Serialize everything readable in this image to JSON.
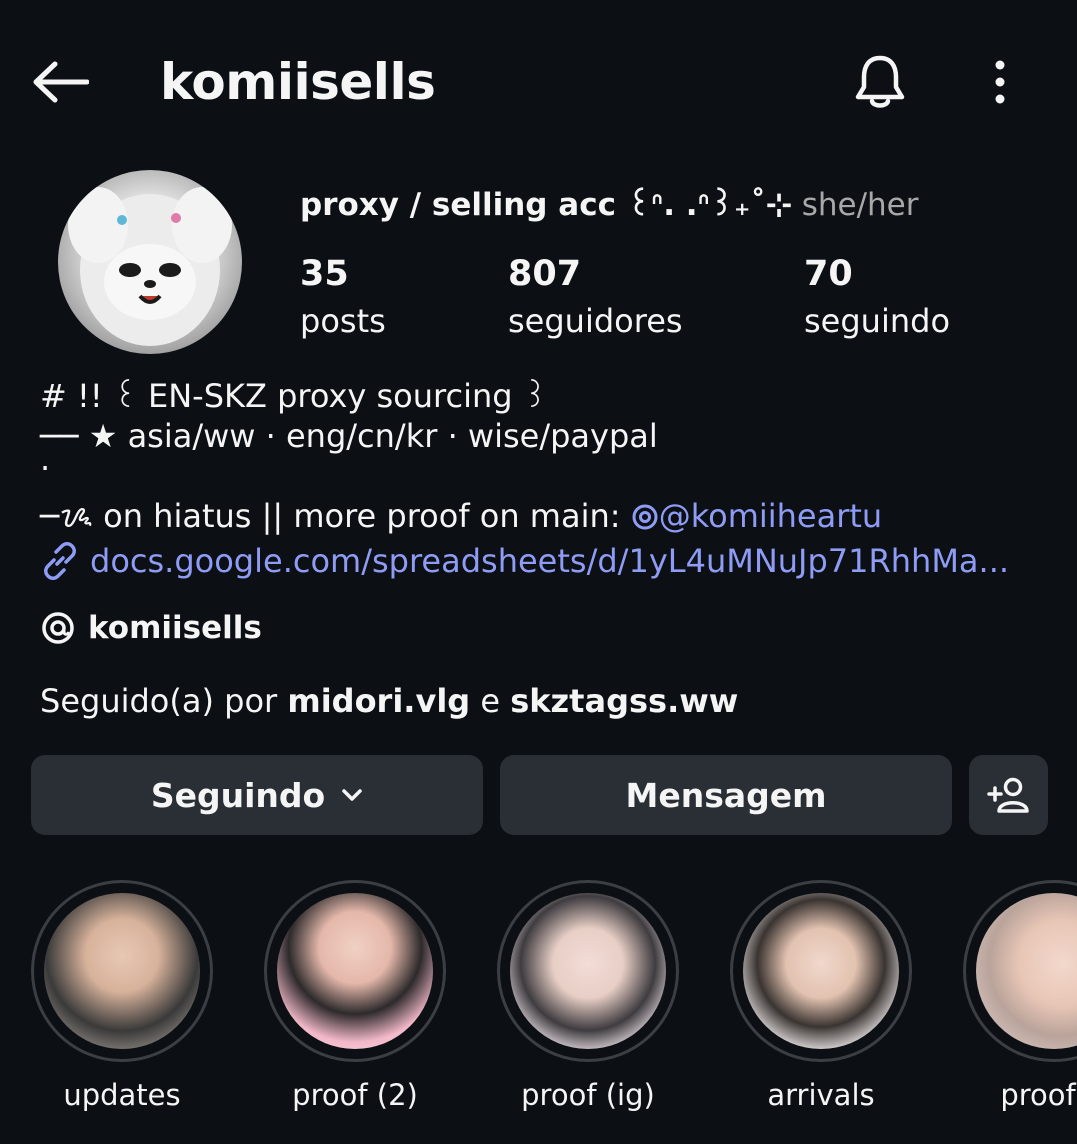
{
  "header": {
    "username": "komiisells",
    "back_icon": "arrow-left-icon",
    "bell_icon": "bell-icon",
    "more_icon": "more-vertical-icon"
  },
  "profile": {
    "display_name": "proxy / selling acc ꒰ᐢ. .ᐢ꒱₊˚⊹",
    "pronouns": "she/her",
    "stats": [
      {
        "value": "35",
        "label": "posts"
      },
      {
        "value": "807",
        "label": "seguidores"
      },
      {
        "value": "70",
        "label": "seguindo"
      }
    ],
    "bio": {
      "line1": "# !! ꒰ EN-SKZ proxy sourcing ꒱",
      "line2": "── ★ asia/ww  ·  eng/cn/kr  ·  wise/paypal",
      "line3": "·",
      "line4_text": "─ᝰ on hiatus || more proof on main: ",
      "line4_mention": "@komiiheartu",
      "link": "docs.google.com/spreadsheets/d/1yL4uMNuJp71RhhMa..."
    },
    "threads_handle": "komiisells",
    "followed_by": {
      "prefix": "Seguido(a) por ",
      "user1": "midori.vlg",
      "conj": " e ",
      "user2": "skztagss.ww"
    }
  },
  "actions": {
    "following_label": "Seguindo",
    "message_label": "Mensagem",
    "add_person_icon": "add-person-icon"
  },
  "highlights": [
    {
      "label": "updates"
    },
    {
      "label": "proof (2)"
    },
    {
      "label": "proof (ig)"
    },
    {
      "label": "arrivals"
    },
    {
      "label": "proof (t"
    }
  ],
  "colors": {
    "background": "#0c1014",
    "button": "#2a2f36",
    "link": "#8e9cf5",
    "secondary_text": "#a8a8a8"
  }
}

**YOUR OBJECTIVE**
Go through the records and show every line with the string "icon" in it.

**FINISHED EXERCISE**
    "back_icon": "arrow-left-icon",
    "bell_icon": "bell-icon",
    "more_icon": "more-vertical-icon"
    "add_person_icon": "add-person-icon"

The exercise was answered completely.